• Mel Butcher

Two Leaky Pipelines for Women in STEM?

Updated: Jan 16, 2021

large pipe leaking water at joint

Like many of you, I'm familiar with what the Society of Women Engineers refers to the "leaky pipeline" - the fact that even after we get a cohort of women to earn engineering degrees, they exit the profession at a higher rate than their male-counterparts. The Society helped lead a study to gain insights into why these women were leaving. There wasn't one answer, but it is noteworthy that a large percentage sited "workplace climate." Clearly, we still have work to do even after getting women into the field. (See also: The Society of Women Engineers National Survey About Engineering; How can we STEM the tide of women graduates leaving science? by WEF; Stemming the Tide research conducted by a team at UW Milwaukee)

Recently, I learned that the term "leaky pipeline" is also used to refer to the girls who never even make it into a STEM field to begin with. While it can be easy to get disheartened looking at information like this, I believe we must acknowledge that there are multiple places where there's work to do, and then focus on an area near you where you can make a difference, no matter the size.

What do we know about *this leaky pipeline? Well, according to research by Microsoft, "While the U.S. Bureau of Labor Statistics predicts that technology professionals will experience the highest growth in job numbers between now and 2030, only a fraction of girls and women are likely to pursue degrees that enable them to fulfill these news jobs."

Reasons identified from the study included peer pressure, lack of role models, lack of support from parents or teachers, and misconceptions about what STEM careers look like in real life. Thankfully, this work also uncovered some recommendations to better support young women in STEM studies and, ultimately, careers. No surprises here, the concepts recommended include: creating hands on experiences, providing role-models, ensuring there is encouragement of interesting and cultivating the bravery to try things students may not yet have confidence in.
◇ ◇ ◇ ◇ ◇ ◇ ◇
Exercise requirements - Reproduce verbatim everything in the leaky-pipeline post from "Two Leaky Pipelines" down to "at UW Milwaukee)".

Dataset content -
◇ ◇ ◇ ◇ ◇ ◇ ◇
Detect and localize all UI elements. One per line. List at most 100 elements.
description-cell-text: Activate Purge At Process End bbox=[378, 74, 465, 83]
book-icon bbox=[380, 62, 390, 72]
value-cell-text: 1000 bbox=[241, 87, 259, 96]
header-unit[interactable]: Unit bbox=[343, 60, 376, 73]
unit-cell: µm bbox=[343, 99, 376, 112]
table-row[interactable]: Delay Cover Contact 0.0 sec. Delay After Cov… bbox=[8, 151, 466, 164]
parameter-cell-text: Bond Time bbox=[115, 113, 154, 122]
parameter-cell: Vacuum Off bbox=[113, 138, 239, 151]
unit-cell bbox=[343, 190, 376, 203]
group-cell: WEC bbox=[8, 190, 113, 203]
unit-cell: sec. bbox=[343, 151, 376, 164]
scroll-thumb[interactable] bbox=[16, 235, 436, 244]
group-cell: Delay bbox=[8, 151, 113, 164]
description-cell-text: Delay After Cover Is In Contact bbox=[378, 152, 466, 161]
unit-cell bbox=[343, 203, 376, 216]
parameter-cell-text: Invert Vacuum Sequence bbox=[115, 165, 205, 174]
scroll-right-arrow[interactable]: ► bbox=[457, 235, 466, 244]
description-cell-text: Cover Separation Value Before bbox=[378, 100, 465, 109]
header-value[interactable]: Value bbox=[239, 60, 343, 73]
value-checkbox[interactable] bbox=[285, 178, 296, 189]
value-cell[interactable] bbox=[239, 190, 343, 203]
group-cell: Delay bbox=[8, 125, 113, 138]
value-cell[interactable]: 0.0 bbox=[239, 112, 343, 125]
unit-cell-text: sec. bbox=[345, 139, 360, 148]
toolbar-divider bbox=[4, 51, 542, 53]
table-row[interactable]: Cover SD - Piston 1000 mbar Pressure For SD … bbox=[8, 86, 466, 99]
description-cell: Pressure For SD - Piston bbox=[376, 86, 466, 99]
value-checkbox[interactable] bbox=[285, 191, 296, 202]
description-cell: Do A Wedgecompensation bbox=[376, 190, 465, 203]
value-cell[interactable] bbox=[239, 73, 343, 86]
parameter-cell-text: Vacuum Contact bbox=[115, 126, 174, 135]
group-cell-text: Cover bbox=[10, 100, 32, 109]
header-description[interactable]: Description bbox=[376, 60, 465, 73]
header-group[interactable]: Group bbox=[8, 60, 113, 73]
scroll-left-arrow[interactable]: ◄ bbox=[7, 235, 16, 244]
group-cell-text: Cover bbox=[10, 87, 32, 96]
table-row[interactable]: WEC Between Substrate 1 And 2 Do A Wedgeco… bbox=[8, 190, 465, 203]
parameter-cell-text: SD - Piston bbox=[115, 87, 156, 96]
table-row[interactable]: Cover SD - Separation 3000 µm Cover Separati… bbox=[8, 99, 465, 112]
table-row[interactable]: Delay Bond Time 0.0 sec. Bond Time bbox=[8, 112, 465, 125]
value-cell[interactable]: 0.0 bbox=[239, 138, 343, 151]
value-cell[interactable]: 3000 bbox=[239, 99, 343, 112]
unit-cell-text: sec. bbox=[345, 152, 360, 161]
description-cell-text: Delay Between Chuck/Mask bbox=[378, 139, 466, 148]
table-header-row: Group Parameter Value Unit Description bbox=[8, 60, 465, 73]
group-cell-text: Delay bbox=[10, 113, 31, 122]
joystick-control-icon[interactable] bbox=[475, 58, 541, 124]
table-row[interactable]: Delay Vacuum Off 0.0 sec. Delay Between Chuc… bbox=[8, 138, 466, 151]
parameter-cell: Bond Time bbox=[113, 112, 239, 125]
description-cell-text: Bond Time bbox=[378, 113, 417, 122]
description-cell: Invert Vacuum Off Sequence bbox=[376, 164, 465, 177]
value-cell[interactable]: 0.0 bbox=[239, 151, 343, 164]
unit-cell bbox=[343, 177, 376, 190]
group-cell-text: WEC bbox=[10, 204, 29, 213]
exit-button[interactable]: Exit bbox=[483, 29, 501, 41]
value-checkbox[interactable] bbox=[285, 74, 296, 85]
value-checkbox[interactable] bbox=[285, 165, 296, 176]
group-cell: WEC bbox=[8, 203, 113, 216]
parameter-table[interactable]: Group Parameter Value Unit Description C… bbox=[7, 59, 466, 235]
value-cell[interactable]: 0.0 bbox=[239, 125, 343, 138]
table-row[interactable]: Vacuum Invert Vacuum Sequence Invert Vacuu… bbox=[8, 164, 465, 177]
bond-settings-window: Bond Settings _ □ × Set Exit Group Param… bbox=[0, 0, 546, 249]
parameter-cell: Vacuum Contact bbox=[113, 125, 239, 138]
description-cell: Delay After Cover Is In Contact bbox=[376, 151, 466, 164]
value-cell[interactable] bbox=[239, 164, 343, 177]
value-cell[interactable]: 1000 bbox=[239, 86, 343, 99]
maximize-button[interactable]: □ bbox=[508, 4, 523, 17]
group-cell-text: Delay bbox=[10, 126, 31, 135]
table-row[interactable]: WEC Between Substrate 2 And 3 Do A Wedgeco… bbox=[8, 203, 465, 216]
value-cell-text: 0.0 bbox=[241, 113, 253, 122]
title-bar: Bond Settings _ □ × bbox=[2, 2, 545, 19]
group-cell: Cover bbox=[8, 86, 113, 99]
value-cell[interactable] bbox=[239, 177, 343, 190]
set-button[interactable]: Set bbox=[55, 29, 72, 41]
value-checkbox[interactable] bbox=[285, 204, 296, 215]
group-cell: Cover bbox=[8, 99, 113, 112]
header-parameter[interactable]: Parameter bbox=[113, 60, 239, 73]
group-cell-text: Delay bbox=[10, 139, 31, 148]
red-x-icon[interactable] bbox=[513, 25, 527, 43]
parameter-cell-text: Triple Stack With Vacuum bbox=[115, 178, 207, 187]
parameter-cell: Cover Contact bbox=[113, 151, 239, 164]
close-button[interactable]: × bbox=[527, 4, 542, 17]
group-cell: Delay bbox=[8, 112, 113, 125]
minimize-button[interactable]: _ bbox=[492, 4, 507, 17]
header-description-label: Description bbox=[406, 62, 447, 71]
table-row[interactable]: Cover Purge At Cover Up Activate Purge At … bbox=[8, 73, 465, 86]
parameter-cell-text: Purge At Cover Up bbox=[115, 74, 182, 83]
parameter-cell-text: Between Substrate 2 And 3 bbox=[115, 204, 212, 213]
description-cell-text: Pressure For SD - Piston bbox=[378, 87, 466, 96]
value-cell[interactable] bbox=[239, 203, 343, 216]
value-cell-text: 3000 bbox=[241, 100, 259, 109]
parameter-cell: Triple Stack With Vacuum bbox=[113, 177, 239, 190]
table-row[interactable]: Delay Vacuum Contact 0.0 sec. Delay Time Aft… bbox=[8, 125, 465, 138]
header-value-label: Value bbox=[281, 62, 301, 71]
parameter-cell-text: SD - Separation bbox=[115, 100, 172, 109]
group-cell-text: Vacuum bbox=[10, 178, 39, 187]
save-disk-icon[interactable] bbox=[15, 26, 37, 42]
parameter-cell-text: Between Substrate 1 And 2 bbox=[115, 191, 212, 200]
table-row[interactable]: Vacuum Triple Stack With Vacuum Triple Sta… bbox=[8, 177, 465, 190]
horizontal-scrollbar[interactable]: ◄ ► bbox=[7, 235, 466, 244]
◇ ◇ ◇ ◇ ◇ ◇ ◇
Finished answer -
Two Leaky Pipelines for Women in STEM?

Updated: Jan 16, 2021

large pipe leaking water at joint

Like many of you, I'm familiar with what the Society of Women Engineers refers to the "leaky pipeline" - the fact that even after we get a cohort of women to earn engineering degrees, they exit the profession at a higher rate than their male-counterparts. The Society helped lead a study to gain insights into why these women were leaving. There wasn't one answer, but it is noteworthy that a large percentage sited "workplace climate." Clearly, we still have work to do even after getting women into the field. (See also: The Society of Women Engineers National Survey About Engineering; How can we STEM the tide of women graduates leaving science? by WEF; Stemming the Tide research conducted by a team at UW Milwaukee)